Required task
Word for word, print each line of the listing below; pictures stay out.
↓
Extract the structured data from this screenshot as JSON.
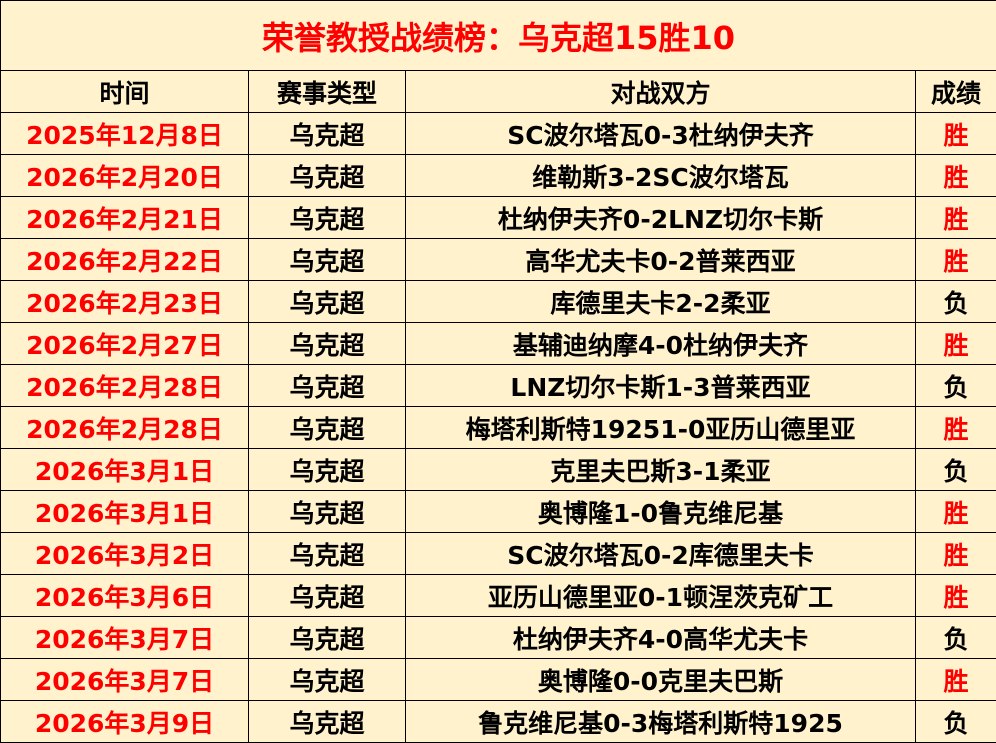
{
  "title": "荣誉教授战绩榜：乌克超15胜10",
  "headers": [
    "时间",
    "赛事类型",
    "对战双方",
    "成绩"
  ],
  "colors": {
    "background": "#fff2cc",
    "date": "#ff0000",
    "win": "#ff0000",
    "loss": "#000000"
  },
  "rows": [
    {
      "date": "2025年12月8日",
      "type": "乌克超",
      "match": "SC波尔塔瓦0-3杜纳伊夫齐",
      "result": "胜"
    },
    {
      "date": "2026年2月20日",
      "type": "乌克超",
      "match": "维勒斯3-2SC波尔塔瓦",
      "result": "胜"
    },
    {
      "date": "2026年2月21日",
      "type": "乌克超",
      "match": "杜纳伊夫齐0-2LNZ切尔卡斯",
      "result": "胜"
    },
    {
      "date": "2026年2月22日",
      "type": "乌克超",
      "match": "高华尤夫卡0-2普莱西亚",
      "result": "胜"
    },
    {
      "date": "2026年2月23日",
      "type": "乌克超",
      "match": "库德里夫卡2-2柔亚",
      "result": "负"
    },
    {
      "date": "2026年2月27日",
      "type": "乌克超",
      "match": "基辅迪纳摩4-0杜纳伊夫齐",
      "result": "胜"
    },
    {
      "date": "2026年2月28日",
      "type": "乌克超",
      "match": "LNZ切尔卡斯1-3普莱西亚",
      "result": "负"
    },
    {
      "date": "2026年2月28日",
      "type": "乌克超",
      "match": "梅塔利斯特19251-0亚历山德里亚",
      "result": "胜"
    },
    {
      "date": "2026年3月1日",
      "type": "乌克超",
      "match": "克里夫巴斯3-1柔亚",
      "result": "负"
    },
    {
      "date": "2026年3月1日",
      "type": "乌克超",
      "match": "奥博隆1-0鲁克维尼基",
      "result": "胜"
    },
    {
      "date": "2026年3月2日",
      "type": "乌克超",
      "match": "SC波尔塔瓦0-2库德里夫卡",
      "result": "胜"
    },
    {
      "date": "2026年3月6日",
      "type": "乌克超",
      "match": "亚历山德里亚0-1顿涅茨克矿工",
      "result": "胜"
    },
    {
      "date": "2026年3月7日",
      "type": "乌克超",
      "match": "杜纳伊夫齐4-0高华尤夫卡",
      "result": "负"
    },
    {
      "date": "2026年3月7日",
      "type": "乌克超",
      "match": "奥博隆0-0克里夫巴斯",
      "result": "胜"
    },
    {
      "date": "2026年3月9日",
      "type": "乌克超",
      "match": "鲁克维尼基0-3梅塔利斯特1925",
      "result": "负"
    }
  ]
}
↑
Solution for this exercise
Extract the structured data from this screenshot as JSON.
{
  "title": "荣誉教授战绩榜：乌克超15胜10",
  "headers": [
    "时间",
    "赛事类型",
    "对战双方",
    "成绩"
  ],
  "colors": {
    "background": "#fff2cc",
    "date": "#ff0000",
    "win": "#ff0000",
    "loss": "#000000"
  },
  "rows": [
    {
      "date": "2025年12月8日",
      "type": "乌克超",
      "match": "SC波尔塔瓦0-3杜纳伊夫齐",
      "result": "胜"
    },
    {
      "date": "2026年2月20日",
      "type": "乌克超",
      "match": "维勒斯3-2SC波尔塔瓦",
      "result": "胜"
    },
    {
      "date": "2026年2月21日",
      "type": "乌克超",
      "match": "杜纳伊夫齐0-2LNZ切尔卡斯",
      "result": "胜"
    },
    {
      "date": "2026年2月22日",
      "type": "乌克超",
      "match": "高华尤夫卡0-2普莱西亚",
      "result": "胜"
    },
    {
      "date": "2026年2月23日",
      "type": "乌克超",
      "match": "库德里夫卡2-2柔亚",
      "result": "负"
    },
    {
      "date": "2026年2月27日",
      "type": "乌克超",
      "match": "基辅迪纳摩4-0杜纳伊夫齐",
      "result": "胜"
    },
    {
      "date": "2026年2月28日",
      "type": "乌克超",
      "match": "LNZ切尔卡斯1-3普莱西亚",
      "result": "负"
    },
    {
      "date": "2026年2月28日",
      "type": "乌克超",
      "match": "梅塔利斯特19251-0亚历山德里亚",
      "result": "胜"
    },
    {
      "date": "2026年3月1日",
      "type": "乌克超",
      "match": "克里夫巴斯3-1柔亚",
      "result": "负"
    },
    {
      "date": "2026年3月1日",
      "type": "乌克超",
      "match": "奥博隆1-0鲁克维尼基",
      "result": "胜"
    },
    {
      "date": "2026年3月2日",
      "type": "乌克超",
      "match": "SC波尔塔瓦0-2库德里夫卡",
      "result": "胜"
    },
    {
      "date": "2026年3月6日",
      "type": "乌克超",
      "match": "亚历山德里亚0-1顿涅茨克矿工",
      "result": "胜"
    },
    {
      "date": "2026年3月7日",
      "type": "乌克超",
      "match": "杜纳伊夫齐4-0高华尤夫卡",
      "result": "负"
    },
    {
      "date": "2026年3月7日",
      "type": "乌克超",
      "match": "奥博隆0-0克里夫巴斯",
      "result": "胜"
    },
    {
      "date": "2026年3月9日",
      "type": "乌克超",
      "match": "鲁克维尼基0-3梅塔利斯特1925",
      "result": "负"
    }
  ]
}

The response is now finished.